§ EXERCISE AIM: Go through the entries one line at a time, and gather every line that has the word "Andraša".

§ DATA SHOWN:
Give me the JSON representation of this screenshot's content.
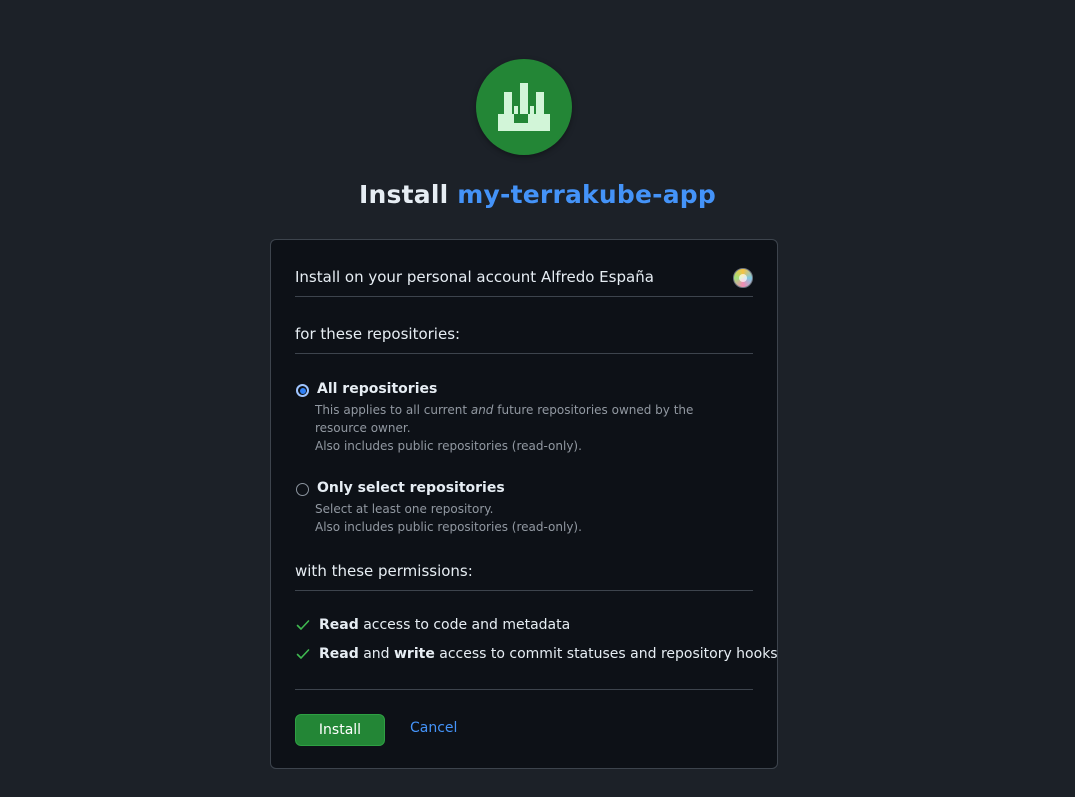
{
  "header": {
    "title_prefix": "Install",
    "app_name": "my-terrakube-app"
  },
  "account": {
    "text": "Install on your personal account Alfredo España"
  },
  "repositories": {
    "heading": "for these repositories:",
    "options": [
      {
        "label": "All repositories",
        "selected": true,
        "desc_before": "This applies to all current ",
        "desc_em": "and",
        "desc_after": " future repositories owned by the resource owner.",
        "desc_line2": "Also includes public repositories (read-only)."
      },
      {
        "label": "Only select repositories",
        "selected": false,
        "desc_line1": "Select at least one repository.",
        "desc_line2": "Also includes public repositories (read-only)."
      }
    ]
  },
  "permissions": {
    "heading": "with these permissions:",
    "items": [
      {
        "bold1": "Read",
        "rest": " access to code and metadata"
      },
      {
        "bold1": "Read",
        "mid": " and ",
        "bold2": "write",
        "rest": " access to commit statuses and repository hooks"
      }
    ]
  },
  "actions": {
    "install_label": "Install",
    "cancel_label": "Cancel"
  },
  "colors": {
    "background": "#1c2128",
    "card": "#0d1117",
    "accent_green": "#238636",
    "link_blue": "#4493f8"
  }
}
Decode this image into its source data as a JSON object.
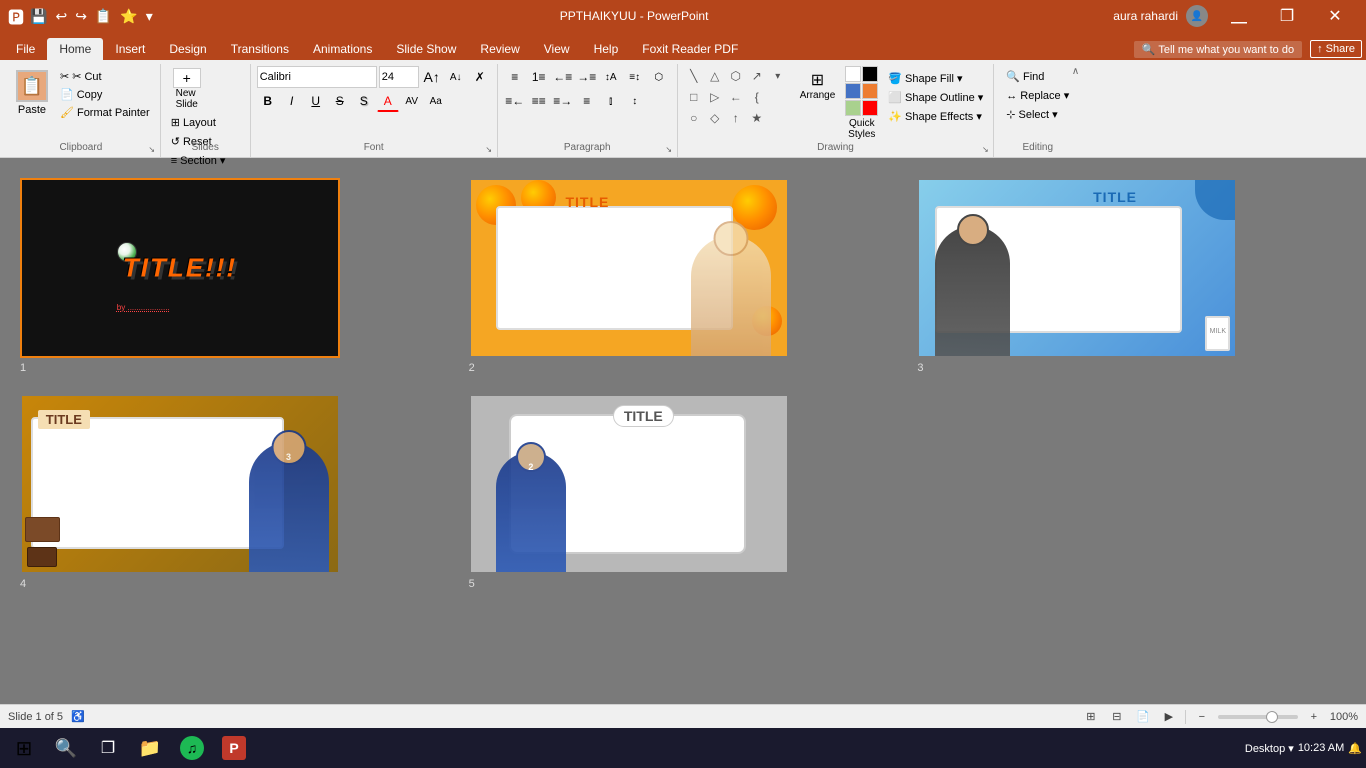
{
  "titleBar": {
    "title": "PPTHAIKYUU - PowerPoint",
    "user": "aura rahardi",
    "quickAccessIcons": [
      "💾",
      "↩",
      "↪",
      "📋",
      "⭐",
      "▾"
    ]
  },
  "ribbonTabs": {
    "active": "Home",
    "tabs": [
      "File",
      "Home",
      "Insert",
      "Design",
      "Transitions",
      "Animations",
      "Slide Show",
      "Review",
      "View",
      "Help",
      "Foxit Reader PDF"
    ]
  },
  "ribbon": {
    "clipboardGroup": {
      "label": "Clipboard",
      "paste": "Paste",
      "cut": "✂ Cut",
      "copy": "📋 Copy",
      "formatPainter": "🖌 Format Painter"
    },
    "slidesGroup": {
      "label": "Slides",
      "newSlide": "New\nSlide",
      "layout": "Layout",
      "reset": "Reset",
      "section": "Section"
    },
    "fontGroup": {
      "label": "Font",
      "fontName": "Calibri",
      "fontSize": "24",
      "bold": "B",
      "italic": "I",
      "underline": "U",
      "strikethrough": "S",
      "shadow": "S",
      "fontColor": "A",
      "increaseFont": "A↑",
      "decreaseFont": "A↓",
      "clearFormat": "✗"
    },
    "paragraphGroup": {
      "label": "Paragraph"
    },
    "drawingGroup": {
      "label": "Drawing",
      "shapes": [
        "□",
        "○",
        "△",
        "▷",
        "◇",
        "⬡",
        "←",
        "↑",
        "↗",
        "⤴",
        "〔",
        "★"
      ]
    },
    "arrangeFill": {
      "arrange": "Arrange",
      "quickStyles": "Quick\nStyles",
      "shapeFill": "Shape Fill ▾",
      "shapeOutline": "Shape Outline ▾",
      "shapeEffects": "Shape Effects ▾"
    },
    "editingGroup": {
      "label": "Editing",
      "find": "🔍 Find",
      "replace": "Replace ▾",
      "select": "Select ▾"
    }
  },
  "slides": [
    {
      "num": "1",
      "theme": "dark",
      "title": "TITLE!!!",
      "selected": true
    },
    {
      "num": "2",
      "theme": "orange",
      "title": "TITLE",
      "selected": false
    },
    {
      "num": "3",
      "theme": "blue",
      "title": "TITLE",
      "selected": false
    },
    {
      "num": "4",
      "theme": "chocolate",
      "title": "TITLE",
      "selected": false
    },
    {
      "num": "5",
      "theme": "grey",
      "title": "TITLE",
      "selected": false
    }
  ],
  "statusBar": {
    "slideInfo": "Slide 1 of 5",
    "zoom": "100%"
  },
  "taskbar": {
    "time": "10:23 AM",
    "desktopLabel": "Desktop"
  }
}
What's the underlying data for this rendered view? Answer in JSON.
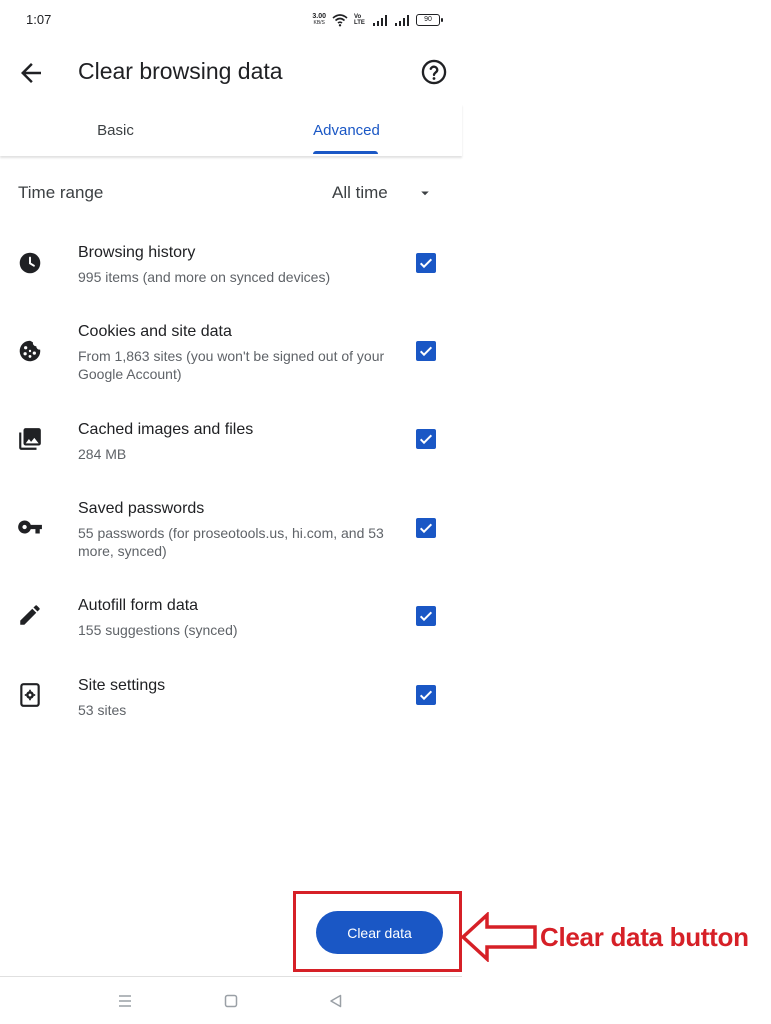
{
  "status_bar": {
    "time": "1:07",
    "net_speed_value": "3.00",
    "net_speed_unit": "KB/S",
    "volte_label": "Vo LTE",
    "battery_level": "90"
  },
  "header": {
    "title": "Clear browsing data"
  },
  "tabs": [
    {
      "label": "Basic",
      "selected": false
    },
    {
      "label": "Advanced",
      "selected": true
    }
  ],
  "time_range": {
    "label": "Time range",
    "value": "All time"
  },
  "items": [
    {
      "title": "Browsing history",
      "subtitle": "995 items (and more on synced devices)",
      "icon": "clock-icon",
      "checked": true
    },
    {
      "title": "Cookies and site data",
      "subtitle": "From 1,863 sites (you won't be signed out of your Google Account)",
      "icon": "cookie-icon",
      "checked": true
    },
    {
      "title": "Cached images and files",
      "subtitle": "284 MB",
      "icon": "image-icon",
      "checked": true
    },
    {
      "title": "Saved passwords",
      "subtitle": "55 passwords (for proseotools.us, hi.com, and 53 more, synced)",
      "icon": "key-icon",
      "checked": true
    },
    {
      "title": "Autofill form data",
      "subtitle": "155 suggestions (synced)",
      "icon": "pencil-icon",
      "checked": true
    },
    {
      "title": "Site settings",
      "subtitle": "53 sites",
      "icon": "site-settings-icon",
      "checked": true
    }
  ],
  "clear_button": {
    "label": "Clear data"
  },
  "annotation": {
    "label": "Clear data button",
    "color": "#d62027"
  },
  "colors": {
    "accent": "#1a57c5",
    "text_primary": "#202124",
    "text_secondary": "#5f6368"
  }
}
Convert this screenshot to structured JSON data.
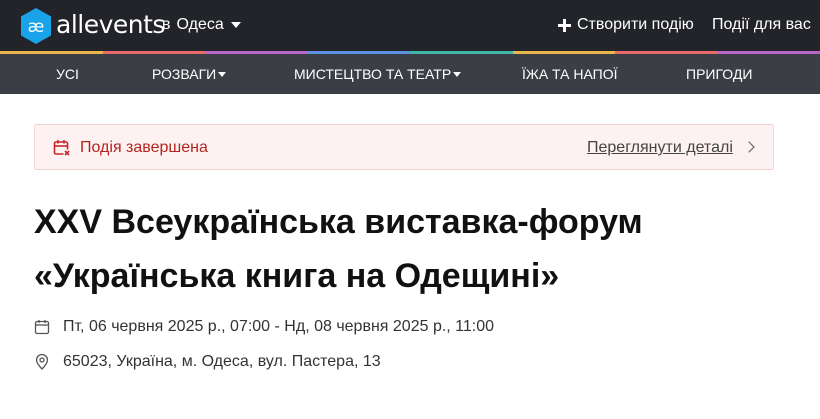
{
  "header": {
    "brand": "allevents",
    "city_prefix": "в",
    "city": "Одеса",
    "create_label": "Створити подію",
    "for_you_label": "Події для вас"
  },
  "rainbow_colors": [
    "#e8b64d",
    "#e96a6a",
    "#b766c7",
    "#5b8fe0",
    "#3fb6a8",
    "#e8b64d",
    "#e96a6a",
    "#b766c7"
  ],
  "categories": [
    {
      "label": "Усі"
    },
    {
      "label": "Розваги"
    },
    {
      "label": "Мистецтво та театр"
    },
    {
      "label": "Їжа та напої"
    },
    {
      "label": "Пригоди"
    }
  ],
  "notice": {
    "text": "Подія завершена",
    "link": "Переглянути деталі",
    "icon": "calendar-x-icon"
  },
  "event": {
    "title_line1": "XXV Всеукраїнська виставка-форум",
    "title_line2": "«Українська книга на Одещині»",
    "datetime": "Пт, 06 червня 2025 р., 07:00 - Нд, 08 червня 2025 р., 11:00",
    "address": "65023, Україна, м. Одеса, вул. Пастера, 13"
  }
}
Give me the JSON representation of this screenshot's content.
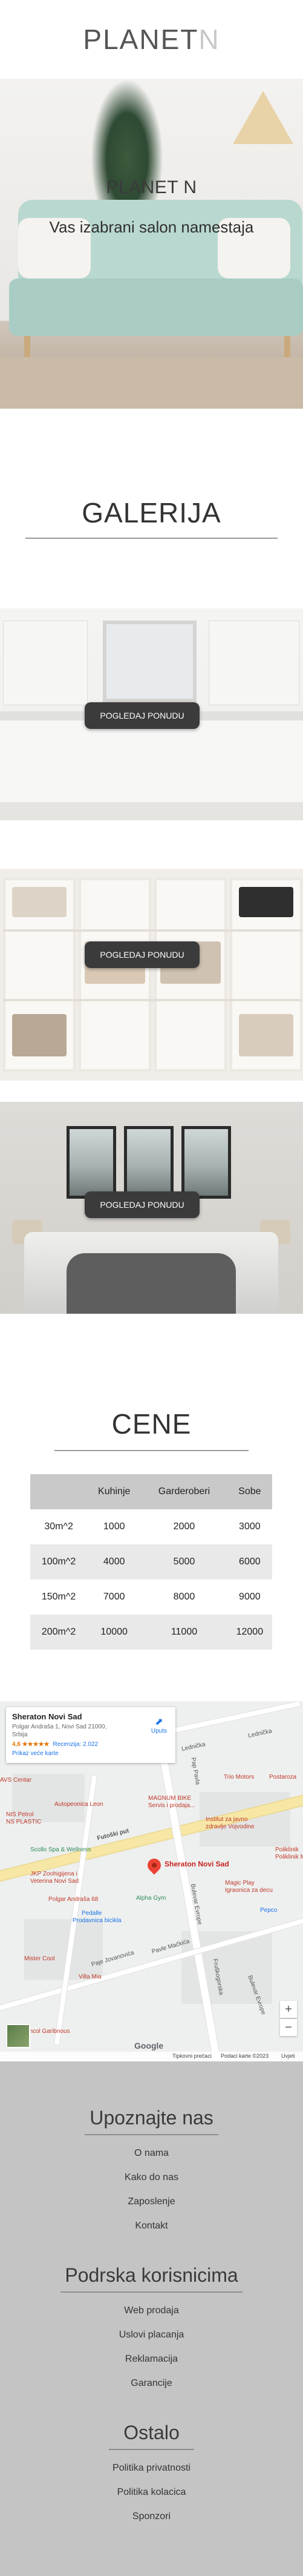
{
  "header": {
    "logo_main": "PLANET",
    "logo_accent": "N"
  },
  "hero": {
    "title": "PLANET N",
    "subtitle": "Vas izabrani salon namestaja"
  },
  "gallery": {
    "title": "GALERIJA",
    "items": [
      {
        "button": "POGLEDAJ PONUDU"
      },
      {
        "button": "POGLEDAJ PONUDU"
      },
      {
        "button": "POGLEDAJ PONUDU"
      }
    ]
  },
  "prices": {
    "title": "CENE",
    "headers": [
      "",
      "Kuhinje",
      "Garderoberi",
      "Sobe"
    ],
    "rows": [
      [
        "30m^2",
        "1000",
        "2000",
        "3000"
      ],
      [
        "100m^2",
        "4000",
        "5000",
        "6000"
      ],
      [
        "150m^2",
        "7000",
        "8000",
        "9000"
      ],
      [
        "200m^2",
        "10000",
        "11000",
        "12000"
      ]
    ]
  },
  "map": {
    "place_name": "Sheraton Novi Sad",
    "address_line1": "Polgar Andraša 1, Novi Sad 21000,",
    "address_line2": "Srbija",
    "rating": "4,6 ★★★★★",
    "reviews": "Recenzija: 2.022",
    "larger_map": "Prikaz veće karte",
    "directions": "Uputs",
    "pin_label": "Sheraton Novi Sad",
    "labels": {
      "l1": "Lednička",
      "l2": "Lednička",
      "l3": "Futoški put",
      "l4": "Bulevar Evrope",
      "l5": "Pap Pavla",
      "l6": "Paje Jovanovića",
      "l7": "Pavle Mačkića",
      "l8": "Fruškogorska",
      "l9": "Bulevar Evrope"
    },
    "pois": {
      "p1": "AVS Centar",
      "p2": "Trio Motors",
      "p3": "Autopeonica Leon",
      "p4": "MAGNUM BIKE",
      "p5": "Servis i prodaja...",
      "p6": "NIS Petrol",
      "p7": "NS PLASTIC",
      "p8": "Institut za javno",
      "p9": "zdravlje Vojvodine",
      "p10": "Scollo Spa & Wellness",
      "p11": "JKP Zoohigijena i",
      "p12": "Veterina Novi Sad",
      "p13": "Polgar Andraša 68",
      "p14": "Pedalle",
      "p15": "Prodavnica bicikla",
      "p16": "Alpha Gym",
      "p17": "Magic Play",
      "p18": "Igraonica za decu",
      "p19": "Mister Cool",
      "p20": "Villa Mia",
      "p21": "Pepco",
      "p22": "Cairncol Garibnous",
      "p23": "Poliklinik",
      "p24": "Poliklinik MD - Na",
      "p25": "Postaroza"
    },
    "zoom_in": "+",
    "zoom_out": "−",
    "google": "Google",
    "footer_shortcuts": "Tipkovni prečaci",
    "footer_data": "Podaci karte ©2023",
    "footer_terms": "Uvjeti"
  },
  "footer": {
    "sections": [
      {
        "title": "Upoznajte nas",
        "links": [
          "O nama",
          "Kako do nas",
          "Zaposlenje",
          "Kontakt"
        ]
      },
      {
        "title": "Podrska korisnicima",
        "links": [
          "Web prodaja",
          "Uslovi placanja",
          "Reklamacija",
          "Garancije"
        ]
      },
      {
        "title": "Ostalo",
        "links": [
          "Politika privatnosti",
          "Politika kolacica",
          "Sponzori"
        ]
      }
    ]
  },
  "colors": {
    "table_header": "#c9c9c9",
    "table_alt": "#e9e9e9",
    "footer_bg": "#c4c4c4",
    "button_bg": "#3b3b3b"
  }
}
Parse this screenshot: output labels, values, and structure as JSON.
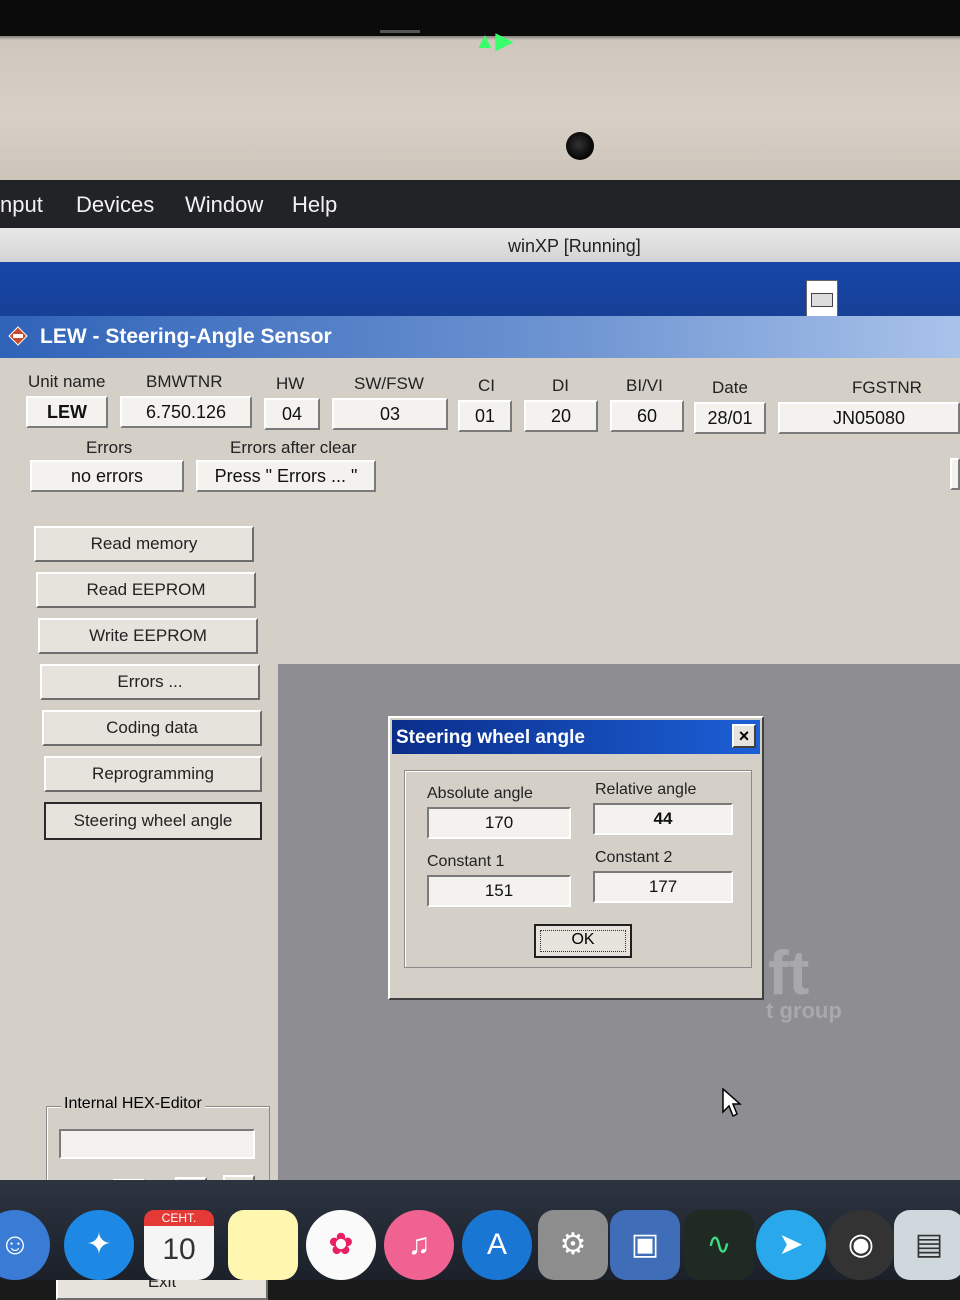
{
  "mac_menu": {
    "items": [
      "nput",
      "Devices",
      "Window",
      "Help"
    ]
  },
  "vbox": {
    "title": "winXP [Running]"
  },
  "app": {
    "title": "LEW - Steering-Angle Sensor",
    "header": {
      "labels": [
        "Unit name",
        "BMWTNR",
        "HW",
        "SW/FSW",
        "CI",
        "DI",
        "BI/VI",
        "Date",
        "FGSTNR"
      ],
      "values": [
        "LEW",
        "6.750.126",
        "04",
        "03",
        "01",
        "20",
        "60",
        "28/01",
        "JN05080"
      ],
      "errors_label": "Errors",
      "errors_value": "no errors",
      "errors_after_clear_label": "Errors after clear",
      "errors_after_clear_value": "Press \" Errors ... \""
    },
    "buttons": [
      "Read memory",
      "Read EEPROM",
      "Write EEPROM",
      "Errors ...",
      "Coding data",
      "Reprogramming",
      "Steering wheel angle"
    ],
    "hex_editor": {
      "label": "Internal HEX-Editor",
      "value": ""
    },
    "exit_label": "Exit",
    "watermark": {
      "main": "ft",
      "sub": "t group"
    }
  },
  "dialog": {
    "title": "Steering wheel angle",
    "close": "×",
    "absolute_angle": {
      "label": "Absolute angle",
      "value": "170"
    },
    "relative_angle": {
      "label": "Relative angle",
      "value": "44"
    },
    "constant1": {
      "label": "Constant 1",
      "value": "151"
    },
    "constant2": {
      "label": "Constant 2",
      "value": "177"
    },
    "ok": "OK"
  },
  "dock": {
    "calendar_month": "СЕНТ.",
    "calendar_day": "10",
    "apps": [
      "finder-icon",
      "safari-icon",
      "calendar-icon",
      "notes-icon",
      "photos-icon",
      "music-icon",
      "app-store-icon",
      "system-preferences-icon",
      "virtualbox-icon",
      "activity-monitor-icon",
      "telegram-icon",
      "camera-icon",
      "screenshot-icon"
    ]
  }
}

§ EXERCISE SOLUTION:
    "address_line1": "Polgar Andraša 1, Novi Sad 21000,",
      "p13": "Polgar Andraša 68",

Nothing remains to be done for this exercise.